WHAT NEEDS TO BE DONE:
Gather every line below where "Zambeze" appears.

RECORDS TO USE:
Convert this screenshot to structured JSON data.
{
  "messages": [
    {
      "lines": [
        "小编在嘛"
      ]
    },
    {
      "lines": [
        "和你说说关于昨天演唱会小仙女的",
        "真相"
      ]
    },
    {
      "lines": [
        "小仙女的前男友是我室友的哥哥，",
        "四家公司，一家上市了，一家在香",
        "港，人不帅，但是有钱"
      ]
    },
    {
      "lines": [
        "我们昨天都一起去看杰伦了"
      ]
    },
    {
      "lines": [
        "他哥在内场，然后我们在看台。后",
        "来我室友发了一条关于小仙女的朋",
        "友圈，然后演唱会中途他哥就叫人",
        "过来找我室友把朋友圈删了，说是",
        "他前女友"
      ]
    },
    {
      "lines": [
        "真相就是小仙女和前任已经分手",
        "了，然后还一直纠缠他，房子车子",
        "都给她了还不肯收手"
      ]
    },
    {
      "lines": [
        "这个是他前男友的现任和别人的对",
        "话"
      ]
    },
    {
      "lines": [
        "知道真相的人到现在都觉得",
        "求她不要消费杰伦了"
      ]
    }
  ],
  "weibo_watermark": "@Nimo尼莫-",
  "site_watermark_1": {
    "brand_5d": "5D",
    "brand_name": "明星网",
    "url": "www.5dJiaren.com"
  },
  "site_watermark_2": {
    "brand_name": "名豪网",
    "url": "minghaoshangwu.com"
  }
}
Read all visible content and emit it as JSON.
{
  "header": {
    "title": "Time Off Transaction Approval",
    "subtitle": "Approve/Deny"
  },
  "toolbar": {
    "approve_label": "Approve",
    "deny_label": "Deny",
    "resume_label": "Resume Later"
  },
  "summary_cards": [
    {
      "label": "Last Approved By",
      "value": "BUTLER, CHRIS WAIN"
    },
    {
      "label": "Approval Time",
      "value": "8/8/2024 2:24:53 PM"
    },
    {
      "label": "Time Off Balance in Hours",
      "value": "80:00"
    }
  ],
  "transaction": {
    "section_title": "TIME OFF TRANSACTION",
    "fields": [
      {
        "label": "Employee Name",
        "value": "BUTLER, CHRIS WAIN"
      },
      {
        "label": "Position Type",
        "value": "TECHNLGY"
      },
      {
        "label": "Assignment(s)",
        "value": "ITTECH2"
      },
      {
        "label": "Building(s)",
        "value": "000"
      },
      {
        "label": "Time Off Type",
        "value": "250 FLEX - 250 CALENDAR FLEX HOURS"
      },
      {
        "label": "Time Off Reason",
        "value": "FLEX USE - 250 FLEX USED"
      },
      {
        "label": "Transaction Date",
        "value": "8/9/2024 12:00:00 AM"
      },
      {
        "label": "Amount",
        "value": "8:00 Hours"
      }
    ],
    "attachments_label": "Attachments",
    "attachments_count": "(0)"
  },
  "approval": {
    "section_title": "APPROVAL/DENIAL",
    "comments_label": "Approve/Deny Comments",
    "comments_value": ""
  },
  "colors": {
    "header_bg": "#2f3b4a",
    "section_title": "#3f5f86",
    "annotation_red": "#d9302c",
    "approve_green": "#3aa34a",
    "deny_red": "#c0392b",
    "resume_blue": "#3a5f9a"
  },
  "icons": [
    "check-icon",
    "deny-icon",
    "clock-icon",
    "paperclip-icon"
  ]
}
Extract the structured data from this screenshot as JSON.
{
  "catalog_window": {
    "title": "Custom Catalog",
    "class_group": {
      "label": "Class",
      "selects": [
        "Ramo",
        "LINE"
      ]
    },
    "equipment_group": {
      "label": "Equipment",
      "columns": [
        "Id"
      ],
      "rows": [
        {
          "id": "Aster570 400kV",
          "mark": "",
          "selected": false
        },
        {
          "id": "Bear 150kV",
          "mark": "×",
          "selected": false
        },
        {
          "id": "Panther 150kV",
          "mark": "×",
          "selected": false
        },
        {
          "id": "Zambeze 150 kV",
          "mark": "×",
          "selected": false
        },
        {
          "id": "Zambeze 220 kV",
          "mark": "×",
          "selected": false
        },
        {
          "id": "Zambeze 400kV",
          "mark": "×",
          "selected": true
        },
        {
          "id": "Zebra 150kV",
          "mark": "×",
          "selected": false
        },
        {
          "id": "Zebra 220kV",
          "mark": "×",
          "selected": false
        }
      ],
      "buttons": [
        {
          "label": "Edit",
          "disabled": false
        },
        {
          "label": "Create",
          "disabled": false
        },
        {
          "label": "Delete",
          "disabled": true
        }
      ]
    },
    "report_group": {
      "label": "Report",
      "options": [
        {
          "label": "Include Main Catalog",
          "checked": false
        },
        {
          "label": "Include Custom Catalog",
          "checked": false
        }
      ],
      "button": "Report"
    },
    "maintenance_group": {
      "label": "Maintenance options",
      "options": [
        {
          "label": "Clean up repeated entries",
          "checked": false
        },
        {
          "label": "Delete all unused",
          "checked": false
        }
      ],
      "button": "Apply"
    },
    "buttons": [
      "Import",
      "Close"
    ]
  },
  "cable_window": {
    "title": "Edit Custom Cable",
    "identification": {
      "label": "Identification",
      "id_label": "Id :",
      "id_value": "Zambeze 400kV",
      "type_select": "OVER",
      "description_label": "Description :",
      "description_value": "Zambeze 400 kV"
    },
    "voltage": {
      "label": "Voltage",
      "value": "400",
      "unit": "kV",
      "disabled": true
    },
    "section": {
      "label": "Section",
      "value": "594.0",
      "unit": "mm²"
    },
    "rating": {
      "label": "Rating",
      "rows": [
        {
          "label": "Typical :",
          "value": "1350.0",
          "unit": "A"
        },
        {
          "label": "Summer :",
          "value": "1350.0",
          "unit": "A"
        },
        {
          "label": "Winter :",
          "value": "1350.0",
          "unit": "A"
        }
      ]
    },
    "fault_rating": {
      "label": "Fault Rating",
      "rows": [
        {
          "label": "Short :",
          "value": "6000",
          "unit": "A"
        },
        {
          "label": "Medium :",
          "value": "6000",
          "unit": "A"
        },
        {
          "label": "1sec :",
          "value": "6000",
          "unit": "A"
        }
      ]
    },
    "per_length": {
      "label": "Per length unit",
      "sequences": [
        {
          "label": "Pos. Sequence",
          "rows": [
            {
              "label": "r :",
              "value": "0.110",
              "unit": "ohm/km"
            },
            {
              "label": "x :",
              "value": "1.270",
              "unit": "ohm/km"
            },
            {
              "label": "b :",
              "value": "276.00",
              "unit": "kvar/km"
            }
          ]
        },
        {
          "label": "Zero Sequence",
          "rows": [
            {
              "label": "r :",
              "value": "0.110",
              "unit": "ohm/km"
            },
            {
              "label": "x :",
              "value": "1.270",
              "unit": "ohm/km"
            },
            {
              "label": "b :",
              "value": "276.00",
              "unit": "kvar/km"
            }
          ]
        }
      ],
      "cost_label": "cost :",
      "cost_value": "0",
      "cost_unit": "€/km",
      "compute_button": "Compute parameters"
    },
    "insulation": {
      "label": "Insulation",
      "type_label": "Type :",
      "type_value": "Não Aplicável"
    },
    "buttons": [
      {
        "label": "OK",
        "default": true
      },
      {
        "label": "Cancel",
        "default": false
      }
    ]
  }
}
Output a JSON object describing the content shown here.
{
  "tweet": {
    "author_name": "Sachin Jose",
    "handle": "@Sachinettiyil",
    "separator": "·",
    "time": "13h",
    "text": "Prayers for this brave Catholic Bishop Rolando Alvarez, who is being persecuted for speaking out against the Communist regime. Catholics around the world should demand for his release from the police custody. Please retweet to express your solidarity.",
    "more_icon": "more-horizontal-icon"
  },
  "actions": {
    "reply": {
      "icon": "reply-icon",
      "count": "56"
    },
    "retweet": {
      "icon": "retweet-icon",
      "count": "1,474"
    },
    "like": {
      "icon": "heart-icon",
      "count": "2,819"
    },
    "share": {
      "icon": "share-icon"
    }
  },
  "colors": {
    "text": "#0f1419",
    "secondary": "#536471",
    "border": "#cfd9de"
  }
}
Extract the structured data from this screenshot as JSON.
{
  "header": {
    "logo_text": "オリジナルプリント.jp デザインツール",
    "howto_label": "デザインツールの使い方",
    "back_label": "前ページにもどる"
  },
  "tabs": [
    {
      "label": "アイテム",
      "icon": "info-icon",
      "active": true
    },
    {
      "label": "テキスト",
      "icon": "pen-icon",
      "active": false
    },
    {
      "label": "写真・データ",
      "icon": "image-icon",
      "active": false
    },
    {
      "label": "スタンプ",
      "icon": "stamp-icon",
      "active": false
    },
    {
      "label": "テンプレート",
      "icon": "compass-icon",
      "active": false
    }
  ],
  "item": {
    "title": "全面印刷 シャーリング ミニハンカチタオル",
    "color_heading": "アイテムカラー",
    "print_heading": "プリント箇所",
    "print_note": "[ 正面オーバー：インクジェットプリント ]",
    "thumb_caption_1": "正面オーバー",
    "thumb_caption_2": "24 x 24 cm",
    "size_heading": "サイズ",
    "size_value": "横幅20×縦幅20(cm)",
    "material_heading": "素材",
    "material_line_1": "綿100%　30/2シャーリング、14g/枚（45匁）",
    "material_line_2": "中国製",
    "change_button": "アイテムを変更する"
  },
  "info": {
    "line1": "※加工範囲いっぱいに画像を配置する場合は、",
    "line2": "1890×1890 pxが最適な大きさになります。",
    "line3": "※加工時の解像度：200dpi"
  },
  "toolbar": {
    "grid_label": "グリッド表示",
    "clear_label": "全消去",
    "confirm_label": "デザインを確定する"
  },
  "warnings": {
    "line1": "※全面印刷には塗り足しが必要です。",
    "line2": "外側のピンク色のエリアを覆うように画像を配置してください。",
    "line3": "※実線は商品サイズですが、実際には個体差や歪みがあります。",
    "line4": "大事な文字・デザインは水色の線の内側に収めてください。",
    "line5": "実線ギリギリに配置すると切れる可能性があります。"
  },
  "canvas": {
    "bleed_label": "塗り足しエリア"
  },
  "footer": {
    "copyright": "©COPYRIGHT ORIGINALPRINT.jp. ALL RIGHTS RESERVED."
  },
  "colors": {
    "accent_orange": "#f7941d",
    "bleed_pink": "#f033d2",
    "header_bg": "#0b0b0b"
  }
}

FINISHED TASK:
          "id": "Zambeze 150 kV",
          "id": "Zambeze 220 kV",
          "id": "Zambeze 400kV",
      "id_value": "Zambeze 400kV",
      "description_value": "Zambeze 400 kV"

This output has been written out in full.